Stated task:
Return each line of the records holding the string "this".

Extracted entries:
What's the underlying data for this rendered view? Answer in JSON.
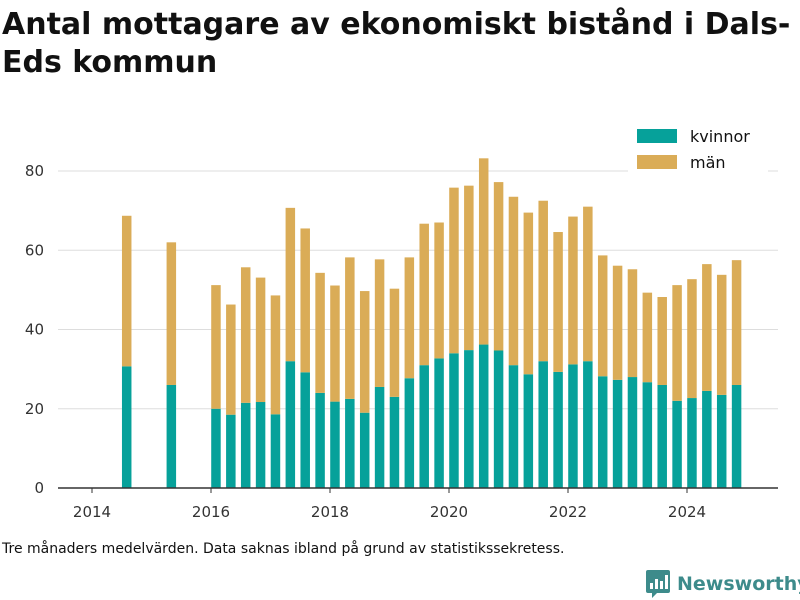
{
  "title": "Antal mottagare av ekonomiskt bistånd i Dals-Eds kommun",
  "footnote": "Tre månaders medelvärden. Data saknas ibland på grund av statistikssekretess.",
  "brand": {
    "name": "Newsworthy"
  },
  "colors": {
    "kvinnor": "#06a19a",
    "man": "#daac57",
    "grid": "#dddddd",
    "axis": "#333333"
  },
  "chart_data": {
    "type": "bar",
    "stacked": true,
    "x_ticks": [
      "2014",
      "2016",
      "2018",
      "2020",
      "2022",
      "2024"
    ],
    "y_ticks": [
      "0",
      "20",
      "40",
      "60",
      "80"
    ],
    "ylim": [
      0,
      87
    ],
    "grid": true,
    "legend_position": "top-right",
    "x": [
      "2014-08",
      "2015-05",
      "2016-02",
      "2016-05",
      "2016-08",
      "2016-11",
      "2017-02",
      "2017-05",
      "2017-08",
      "2017-11",
      "2018-02",
      "2018-05",
      "2018-08",
      "2018-11",
      "2019-02",
      "2019-05",
      "2019-08",
      "2019-11",
      "2020-02",
      "2020-05",
      "2020-08",
      "2020-11",
      "2021-02",
      "2021-05",
      "2021-08",
      "2021-11",
      "2022-02",
      "2022-05",
      "2022-08",
      "2022-11",
      "2023-02",
      "2023-05",
      "2023-08",
      "2023-11",
      "2024-02",
      "2024-05",
      "2024-08",
      "2024-11"
    ],
    "series": [
      {
        "name": "kvinnor",
        "values": [
          30.7,
          26,
          20,
          18.5,
          21.5,
          21.7,
          18.6,
          32,
          29.2,
          24,
          21.8,
          22.5,
          19,
          25.5,
          23,
          27.7,
          31,
          32.7,
          34,
          34.8,
          36.2,
          34.7,
          31,
          28.7,
          32,
          29.3,
          31.2,
          32,
          28.2,
          27.3,
          28,
          26.7,
          26,
          22,
          22.7,
          24.5,
          23.5,
          26
        ]
      },
      {
        "name": "män",
        "values": [
          38,
          36,
          31.2,
          27.8,
          34.2,
          31.4,
          30,
          38.7,
          36.3,
          30.3,
          29.3,
          35.7,
          30.7,
          32.2,
          27.3,
          30.5,
          35.7,
          34.3,
          41.8,
          41.5,
          47,
          42.5,
          42.5,
          40.8,
          40.5,
          35.3,
          37.3,
          39,
          30.5,
          28.8,
          27.2,
          22.6,
          22.2,
          29.2,
          30,
          32,
          30.3,
          31.5
        ]
      }
    ]
  }
}
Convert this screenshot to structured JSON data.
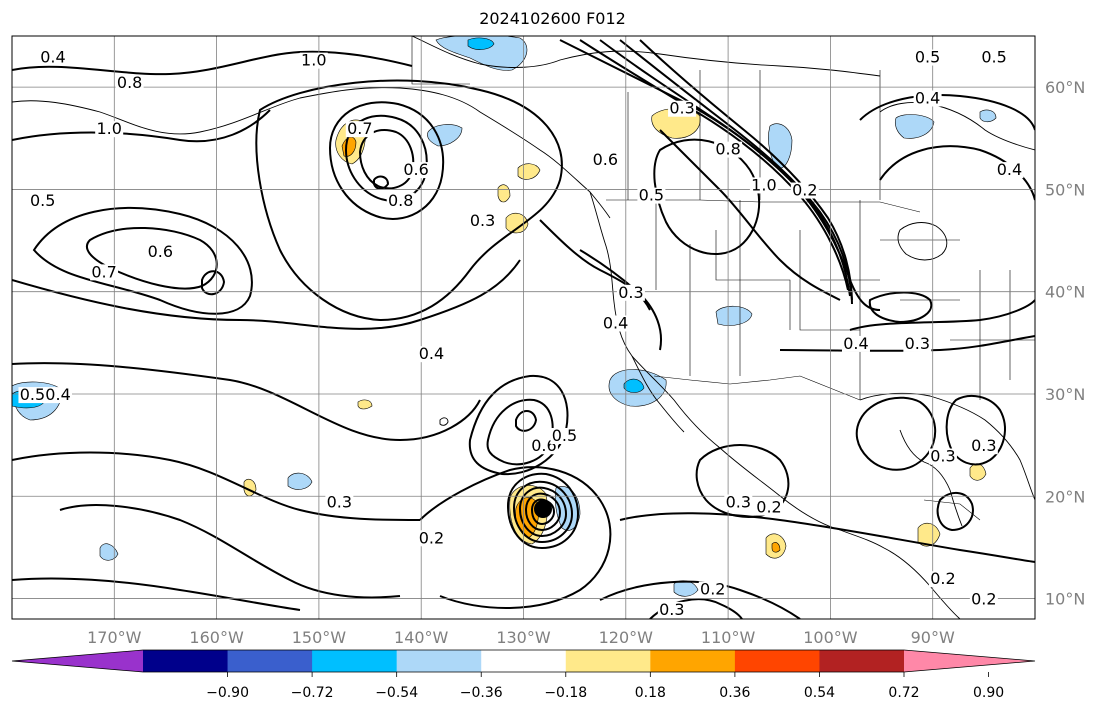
{
  "title": "2024102600 F012",
  "map": {
    "lon_range": [
      -180,
      -80
    ],
    "lat_range": [
      8,
      65
    ],
    "grid": true
  },
  "lon_ticks": [
    "170°W",
    "160°W",
    "150°W",
    "140°W",
    "130°W",
    "120°W",
    "110°W",
    "100°W",
    "90°W"
  ],
  "lat_ticks": [
    "60°N",
    "50°N",
    "40°N",
    "30°N",
    "20°N",
    "10°N"
  ],
  "colorbar": {
    "colors": [
      "#9932cc",
      "#00008b",
      "#3a5fcd",
      "#00bfff",
      "#add8f8",
      "#ffffff",
      "#ffe98a",
      "#ffa500",
      "#ff4500",
      "#b22222",
      "#ff88a8"
    ],
    "tick_labels": [
      "−0.90",
      "−0.72",
      "−0.54",
      "−0.36",
      "−0.18",
      "0.18",
      "0.36",
      "0.54",
      "0.72",
      "0.90"
    ]
  },
  "contour_labels": [
    {
      "text": "1.0",
      "lon": -150.5,
      "lat": 62.2
    },
    {
      "text": "1.0",
      "lon": -170.5,
      "lat": 55.5
    },
    {
      "text": "0.4",
      "lon": -176,
      "lat": 62.5
    },
    {
      "text": "0.8",
      "lon": -168.5,
      "lat": 60
    },
    {
      "text": "0.5",
      "lon": -177,
      "lat": 48.5
    },
    {
      "text": "0.7",
      "lon": -171,
      "lat": 41.5
    },
    {
      "text": "0.6",
      "lon": -165.5,
      "lat": 43.5
    },
    {
      "text": "0.7",
      "lon": -146,
      "lat": 55.5
    },
    {
      "text": "0.6",
      "lon": -140.5,
      "lat": 51.5
    },
    {
      "text": "0.8",
      "lon": -142,
      "lat": 48.5
    },
    {
      "text": "0.3",
      "lon": -134,
      "lat": 46.5
    },
    {
      "text": "0.6",
      "lon": -122,
      "lat": 52.5
    },
    {
      "text": "0.3",
      "lon": -114.5,
      "lat": 57.5
    },
    {
      "text": "0.8",
      "lon": -110,
      "lat": 53.5
    },
    {
      "text": "1.0",
      "lon": -106.5,
      "lat": 50
    },
    {
      "text": "0.5",
      "lon": -117.5,
      "lat": 49
    },
    {
      "text": "0.3",
      "lon": -119.5,
      "lat": 39.5
    },
    {
      "text": "0.4",
      "lon": -121,
      "lat": 36.5
    },
    {
      "text": "0.4",
      "lon": -139,
      "lat": 33.5
    },
    {
      "text": "0.6",
      "lon": -128,
      "lat": 24.5
    },
    {
      "text": "0.5",
      "lon": -126,
      "lat": 25.5
    },
    {
      "text": "0.3",
      "lon": -148,
      "lat": 19
    },
    {
      "text": "0.2",
      "lon": -139,
      "lat": 15.5
    },
    {
      "text": "0.3",
      "lon": -109,
      "lat": 19
    },
    {
      "text": "0.2",
      "lon": -106,
      "lat": 18.5
    },
    {
      "text": "0.2",
      "lon": -111.5,
      "lat": 10.5
    },
    {
      "text": "0.3",
      "lon": -115.5,
      "lat": 8.5
    },
    {
      "text": "0.5",
      "lon": -84,
      "lat": 62.5
    },
    {
      "text": "0.5",
      "lon": -90.5,
      "lat": 62.5
    },
    {
      "text": "0.4",
      "lon": -90.5,
      "lat": 58.5
    },
    {
      "text": "0.4",
      "lon": -82.5,
      "lat": 51.5
    },
    {
      "text": "0.2",
      "lon": -102.5,
      "lat": 49.5
    },
    {
      "text": "0.4",
      "lon": -97.5,
      "lat": 34.5
    },
    {
      "text": "0.3",
      "lon": -91.5,
      "lat": 34.5
    },
    {
      "text": "0.3",
      "lon": -89,
      "lat": 23.5
    },
    {
      "text": "0.3",
      "lon": -85,
      "lat": 24.5
    },
    {
      "text": "0.2",
      "lon": -89,
      "lat": 11.5
    },
    {
      "text": "0.2",
      "lon": -85,
      "lat": 9.5
    },
    {
      "text": "0.5",
      "lon": -178,
      "lat": 29.5
    },
    {
      "text": "0.4",
      "lon": -175.5,
      "lat": 29.5
    }
  ]
}
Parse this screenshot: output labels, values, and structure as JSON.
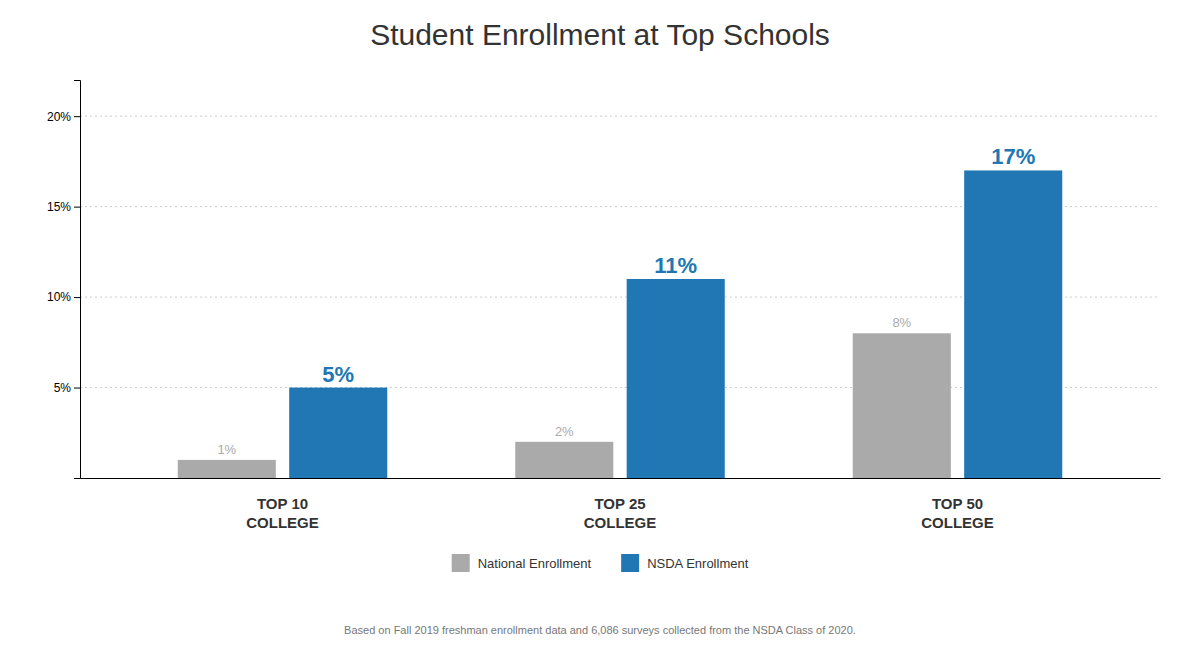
{
  "chart_data": {
    "type": "bar",
    "title": "Student Enrollment at Top Schools",
    "categories": [
      "TOP 10\nCOLLEGE",
      "TOP 25\nCOLLEGE",
      "TOP 50\nCOLLEGE"
    ],
    "series": [
      {
        "name": "National Enrollment",
        "color": "#AAAAAA",
        "values": [
          1,
          2,
          8
        ],
        "value_labels": [
          "1%",
          "2%",
          "8%"
        ]
      },
      {
        "name": "NSDA Enrollment",
        "color": "#2077B4",
        "values": [
          5,
          11,
          17
        ],
        "value_labels": [
          "5%",
          "11%",
          "17%"
        ]
      }
    ],
    "ylim": [
      0,
      22
    ],
    "yticks": [
      {
        "value": 5,
        "label": "5%"
      },
      {
        "value": 10,
        "label": "10%"
      },
      {
        "value": 15,
        "label": "15%"
      },
      {
        "value": 20,
        "label": "20%"
      }
    ],
    "grid": true,
    "legend": "bottom",
    "data_labels": true,
    "annotations": [
      "Based on  Fall 2019 freshman enrollment data and 6,086 surveys collected from the NSDA Class of 2020."
    ]
  }
}
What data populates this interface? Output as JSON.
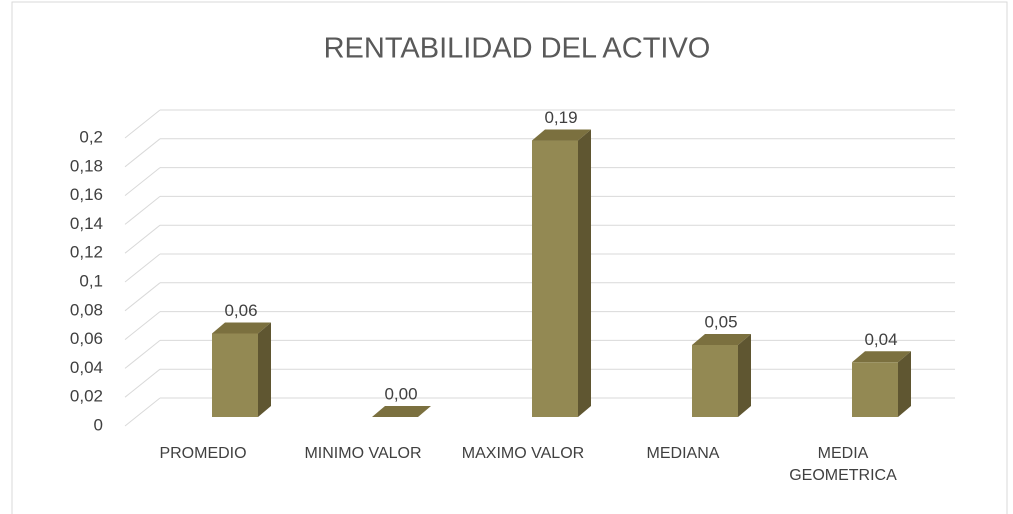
{
  "chart_data": {
    "type": "bar",
    "title": "RENTABILIDAD DEL ACTIVO",
    "categories": [
      "PROMEDIO",
      "MINIMO VALOR",
      "MAXIMO VALOR",
      "MEDIANA",
      "MEDIA GEOMETRICA"
    ],
    "values": [
      0.058,
      0,
      0.192,
      0.05,
      0.038
    ],
    "value_labels": [
      "0,06",
      "0,00",
      "0,19",
      "0,05",
      "0,04"
    ],
    "color": "#938953",
    "ylim": [
      0,
      0.2
    ],
    "yticks": [
      0,
      {
        "value": 0.02,
        "label": "0,02"
      },
      {
        "value": 0.04,
        "label": "0,04"
      },
      {
        "value": 0.06,
        "label": "0,06"
      },
      {
        "value": 0.08,
        "label": "0,08"
      },
      {
        "value": 0.1,
        "label": "0,1"
      },
      {
        "value": 0.12,
        "label": "0,12"
      },
      {
        "value": 0.14,
        "label": "0,14"
      },
      {
        "value": 0.16,
        "label": "0,16"
      },
      {
        "value": 0.18,
        "label": "0,18"
      },
      {
        "value": 0.2,
        "label": "0,2"
      }
    ],
    "grid": true
  }
}
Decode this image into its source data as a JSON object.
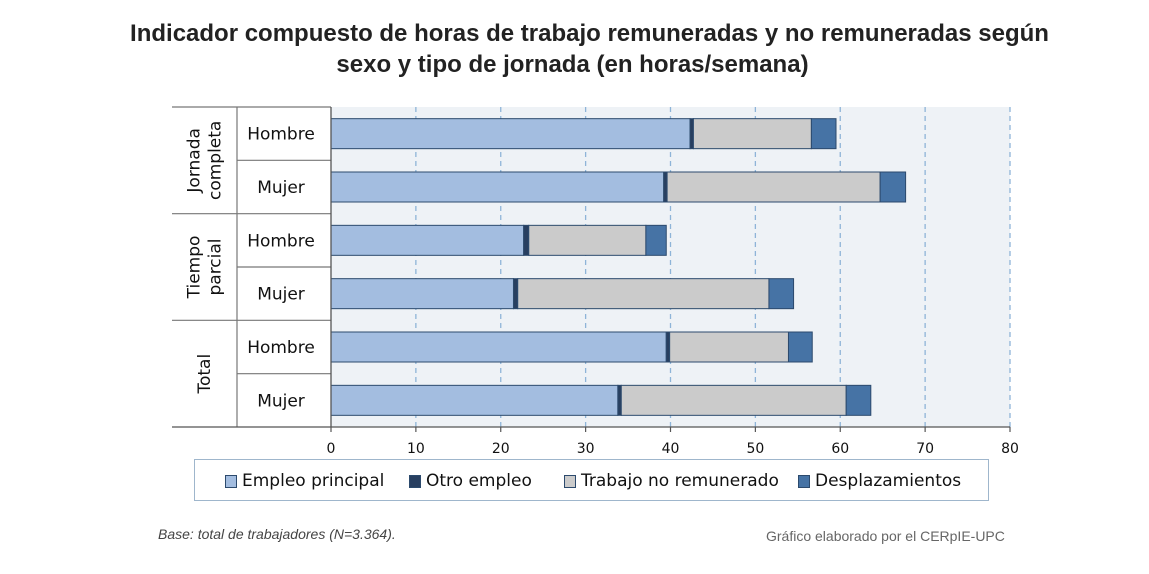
{
  "title_line1": "Indicador compuesto de horas de trabajo remuneradas y no remuneradas según",
  "title_line2": "sexo y tipo de jornada (en horas/semana)",
  "footer": {
    "base": "Base: total de trabajadores (N=3.364).",
    "credit": "Gráfico elaborado por el CERpIE-UPC"
  },
  "chart_data": {
    "type": "bar",
    "orientation": "horizontal",
    "stacked": true,
    "groups": [
      {
        "label_lines": [
          "Jornada",
          "completa"
        ],
        "categories": [
          "Hombre",
          "Mujer"
        ]
      },
      {
        "label_lines": [
          "Tiempo",
          "parcial"
        ],
        "categories": [
          "Hombre",
          "Mujer"
        ]
      },
      {
        "label_lines": [
          "Total"
        ],
        "categories": [
          "Hombre",
          "Mujer"
        ]
      }
    ],
    "series": [
      {
        "name": "Empleo principal",
        "color": "#a3bde0",
        "values": [
          42.3,
          39.2,
          22.7,
          21.5,
          39.5,
          33.8
        ]
      },
      {
        "name": "Otro empleo",
        "color": "#283f60",
        "values": [
          0.4,
          0.4,
          0.6,
          0.5,
          0.4,
          0.4
        ]
      },
      {
        "name": "Trabajo no remunerado",
        "color": "#cbcbcb",
        "values": [
          13.9,
          25.1,
          13.8,
          29.6,
          14.0,
          26.5
        ]
      },
      {
        "name": "Desplazamientos",
        "color": "#4673a5",
        "values": [
          2.9,
          3.0,
          2.4,
          2.9,
          2.8,
          2.9
        ]
      }
    ],
    "xlim": [
      0,
      80
    ],
    "xticks": [
      0,
      10,
      20,
      30,
      40,
      50,
      60,
      70,
      80
    ],
    "grid": "vertical dashed",
    "legend_position": "bottom"
  }
}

Final result:
What's the underlying data for this rendered view? Answer in JSON.
Convert this screenshot to structured JSON data.
Parse this screenshot: output labels, values, and structure as JSON.
What data populates this interface? Output as JSON.
Decode this image into its source data as a JSON object.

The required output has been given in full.